*REQUIREMENT*:
Filter the data below for the string "Человек" and copy each matching line.
——————————
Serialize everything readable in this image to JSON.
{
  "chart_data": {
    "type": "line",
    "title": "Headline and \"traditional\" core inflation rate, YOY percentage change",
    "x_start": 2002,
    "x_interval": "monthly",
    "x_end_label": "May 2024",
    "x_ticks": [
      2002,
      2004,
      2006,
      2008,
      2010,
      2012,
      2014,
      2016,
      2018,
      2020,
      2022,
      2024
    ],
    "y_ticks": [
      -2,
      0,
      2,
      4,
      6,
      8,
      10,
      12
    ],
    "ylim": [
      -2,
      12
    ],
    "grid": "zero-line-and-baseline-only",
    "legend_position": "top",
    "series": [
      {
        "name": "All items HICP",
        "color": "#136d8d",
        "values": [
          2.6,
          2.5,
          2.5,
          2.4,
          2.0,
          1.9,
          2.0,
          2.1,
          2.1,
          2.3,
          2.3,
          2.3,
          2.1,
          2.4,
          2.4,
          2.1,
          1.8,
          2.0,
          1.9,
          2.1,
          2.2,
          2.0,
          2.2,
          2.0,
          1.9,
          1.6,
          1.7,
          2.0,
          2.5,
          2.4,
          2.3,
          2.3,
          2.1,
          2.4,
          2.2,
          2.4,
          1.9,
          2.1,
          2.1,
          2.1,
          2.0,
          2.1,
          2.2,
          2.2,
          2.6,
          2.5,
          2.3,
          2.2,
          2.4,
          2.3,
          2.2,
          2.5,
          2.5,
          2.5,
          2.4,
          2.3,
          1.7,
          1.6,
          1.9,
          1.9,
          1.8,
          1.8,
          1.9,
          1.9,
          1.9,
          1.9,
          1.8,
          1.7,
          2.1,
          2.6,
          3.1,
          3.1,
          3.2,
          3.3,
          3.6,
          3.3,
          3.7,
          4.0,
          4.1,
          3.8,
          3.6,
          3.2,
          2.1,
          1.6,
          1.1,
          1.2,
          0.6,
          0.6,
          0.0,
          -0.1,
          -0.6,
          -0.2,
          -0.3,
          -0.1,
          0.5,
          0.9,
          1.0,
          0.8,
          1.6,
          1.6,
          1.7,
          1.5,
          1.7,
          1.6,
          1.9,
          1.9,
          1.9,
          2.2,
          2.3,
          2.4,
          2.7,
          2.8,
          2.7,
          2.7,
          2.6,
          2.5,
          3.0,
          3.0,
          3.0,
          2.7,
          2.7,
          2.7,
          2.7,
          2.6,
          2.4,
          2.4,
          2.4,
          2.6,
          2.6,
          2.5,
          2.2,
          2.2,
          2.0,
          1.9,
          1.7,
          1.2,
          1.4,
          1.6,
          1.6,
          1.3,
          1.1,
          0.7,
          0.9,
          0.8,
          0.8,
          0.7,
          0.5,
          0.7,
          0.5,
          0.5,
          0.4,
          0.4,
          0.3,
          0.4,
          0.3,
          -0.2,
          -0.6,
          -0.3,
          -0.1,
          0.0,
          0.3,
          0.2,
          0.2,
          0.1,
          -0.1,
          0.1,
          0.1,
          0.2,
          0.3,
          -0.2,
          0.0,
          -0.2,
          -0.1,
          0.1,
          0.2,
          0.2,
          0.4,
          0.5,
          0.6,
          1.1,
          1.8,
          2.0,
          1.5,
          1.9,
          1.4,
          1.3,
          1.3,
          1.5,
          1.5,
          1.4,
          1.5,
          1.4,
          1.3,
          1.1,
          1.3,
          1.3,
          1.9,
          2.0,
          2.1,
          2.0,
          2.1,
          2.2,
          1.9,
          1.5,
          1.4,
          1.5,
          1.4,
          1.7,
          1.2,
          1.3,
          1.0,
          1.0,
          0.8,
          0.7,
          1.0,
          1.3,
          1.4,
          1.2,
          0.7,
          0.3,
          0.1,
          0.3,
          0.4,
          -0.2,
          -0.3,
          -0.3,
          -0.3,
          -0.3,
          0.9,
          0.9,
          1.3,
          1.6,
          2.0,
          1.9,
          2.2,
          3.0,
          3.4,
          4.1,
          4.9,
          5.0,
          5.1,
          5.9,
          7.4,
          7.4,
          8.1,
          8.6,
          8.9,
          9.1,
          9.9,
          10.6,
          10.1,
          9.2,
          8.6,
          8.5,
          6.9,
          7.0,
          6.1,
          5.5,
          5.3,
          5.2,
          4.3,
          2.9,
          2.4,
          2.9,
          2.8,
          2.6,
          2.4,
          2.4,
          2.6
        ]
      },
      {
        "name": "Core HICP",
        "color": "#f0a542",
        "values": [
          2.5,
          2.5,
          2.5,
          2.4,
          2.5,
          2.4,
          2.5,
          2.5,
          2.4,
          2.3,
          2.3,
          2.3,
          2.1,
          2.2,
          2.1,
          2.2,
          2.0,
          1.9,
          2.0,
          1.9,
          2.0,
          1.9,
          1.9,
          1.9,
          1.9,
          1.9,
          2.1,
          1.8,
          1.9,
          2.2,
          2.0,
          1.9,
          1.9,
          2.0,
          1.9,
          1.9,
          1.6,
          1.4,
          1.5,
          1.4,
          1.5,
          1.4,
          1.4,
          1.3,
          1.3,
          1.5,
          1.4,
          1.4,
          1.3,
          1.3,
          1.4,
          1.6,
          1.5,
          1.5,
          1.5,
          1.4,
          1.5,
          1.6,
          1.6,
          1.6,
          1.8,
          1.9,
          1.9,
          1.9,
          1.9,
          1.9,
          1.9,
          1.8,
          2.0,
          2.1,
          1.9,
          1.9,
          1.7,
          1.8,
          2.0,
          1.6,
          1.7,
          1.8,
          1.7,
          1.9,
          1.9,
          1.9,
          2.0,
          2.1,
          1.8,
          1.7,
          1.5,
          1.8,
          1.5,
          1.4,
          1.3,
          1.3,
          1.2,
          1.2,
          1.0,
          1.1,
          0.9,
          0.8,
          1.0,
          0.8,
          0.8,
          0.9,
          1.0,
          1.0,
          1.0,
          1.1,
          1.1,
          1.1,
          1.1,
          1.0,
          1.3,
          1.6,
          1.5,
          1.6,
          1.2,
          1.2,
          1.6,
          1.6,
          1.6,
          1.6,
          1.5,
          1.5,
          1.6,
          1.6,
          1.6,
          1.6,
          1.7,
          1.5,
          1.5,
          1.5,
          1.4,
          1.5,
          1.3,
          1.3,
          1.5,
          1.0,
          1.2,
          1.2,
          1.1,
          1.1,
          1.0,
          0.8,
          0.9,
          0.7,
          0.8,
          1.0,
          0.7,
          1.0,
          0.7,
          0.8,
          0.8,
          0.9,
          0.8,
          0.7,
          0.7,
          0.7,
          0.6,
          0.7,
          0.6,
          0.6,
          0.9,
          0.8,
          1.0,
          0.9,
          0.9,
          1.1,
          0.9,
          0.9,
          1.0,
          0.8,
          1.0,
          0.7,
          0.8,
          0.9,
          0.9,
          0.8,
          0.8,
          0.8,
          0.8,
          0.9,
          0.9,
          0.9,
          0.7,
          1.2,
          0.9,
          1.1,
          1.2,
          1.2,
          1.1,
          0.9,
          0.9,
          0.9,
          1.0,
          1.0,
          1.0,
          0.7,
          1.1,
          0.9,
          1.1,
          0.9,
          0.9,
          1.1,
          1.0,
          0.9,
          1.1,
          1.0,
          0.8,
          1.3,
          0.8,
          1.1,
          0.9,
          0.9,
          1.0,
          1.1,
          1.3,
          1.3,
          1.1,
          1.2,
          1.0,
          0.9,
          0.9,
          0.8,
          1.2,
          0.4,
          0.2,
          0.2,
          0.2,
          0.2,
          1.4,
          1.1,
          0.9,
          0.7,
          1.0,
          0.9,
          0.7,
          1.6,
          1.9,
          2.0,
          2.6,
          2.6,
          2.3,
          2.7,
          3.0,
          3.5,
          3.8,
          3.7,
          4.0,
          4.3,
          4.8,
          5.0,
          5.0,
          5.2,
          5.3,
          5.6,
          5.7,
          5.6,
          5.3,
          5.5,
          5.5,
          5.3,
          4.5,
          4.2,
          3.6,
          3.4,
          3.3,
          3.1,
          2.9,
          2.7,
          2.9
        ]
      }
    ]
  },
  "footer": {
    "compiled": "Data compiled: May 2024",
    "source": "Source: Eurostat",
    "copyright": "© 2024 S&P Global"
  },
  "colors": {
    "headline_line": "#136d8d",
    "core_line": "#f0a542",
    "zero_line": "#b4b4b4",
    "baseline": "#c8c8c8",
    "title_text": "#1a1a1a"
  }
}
——————————
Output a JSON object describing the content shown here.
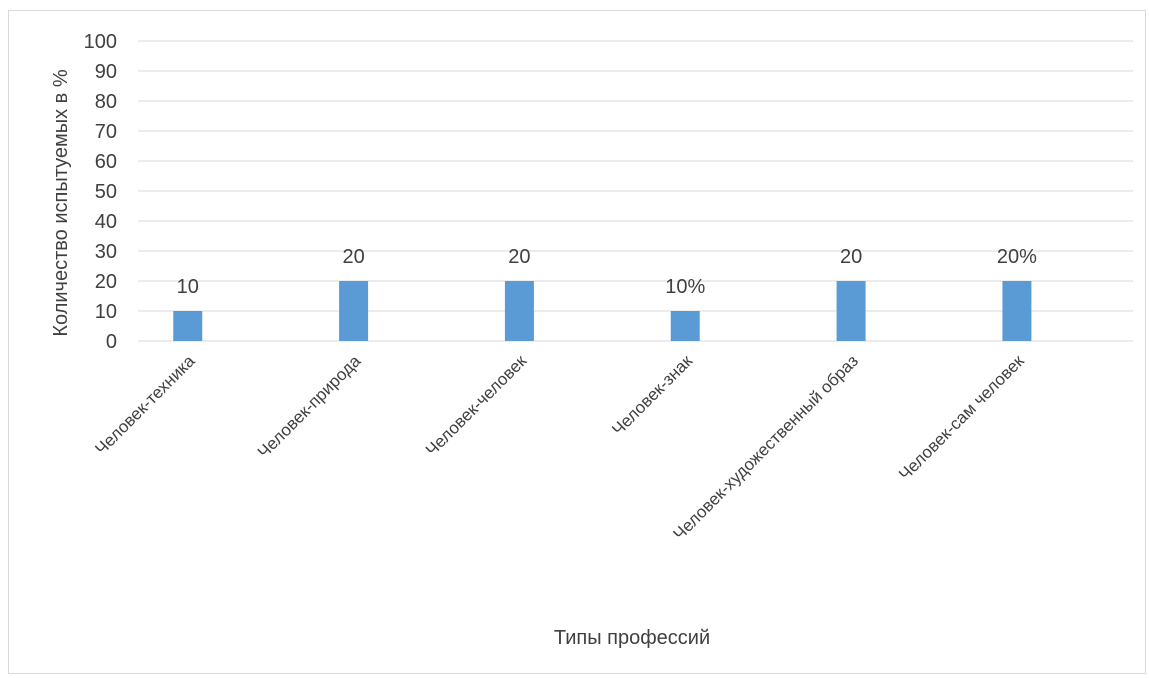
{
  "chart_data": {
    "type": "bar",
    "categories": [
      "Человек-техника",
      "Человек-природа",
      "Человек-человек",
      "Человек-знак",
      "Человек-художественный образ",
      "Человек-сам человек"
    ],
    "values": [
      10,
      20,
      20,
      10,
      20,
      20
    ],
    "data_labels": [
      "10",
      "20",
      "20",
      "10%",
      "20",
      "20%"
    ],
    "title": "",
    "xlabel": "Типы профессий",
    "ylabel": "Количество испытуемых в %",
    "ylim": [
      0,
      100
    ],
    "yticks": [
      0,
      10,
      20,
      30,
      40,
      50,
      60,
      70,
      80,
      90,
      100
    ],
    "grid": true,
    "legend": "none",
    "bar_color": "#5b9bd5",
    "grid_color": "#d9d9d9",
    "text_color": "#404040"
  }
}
——————————
*RESPONSE BELOW*:
      "Человек-техника",
      "Человек-природа",
      "Человек-человек",
      "Человек-знак",
      "Человек-художественный образ",
      "Человек-сам человек"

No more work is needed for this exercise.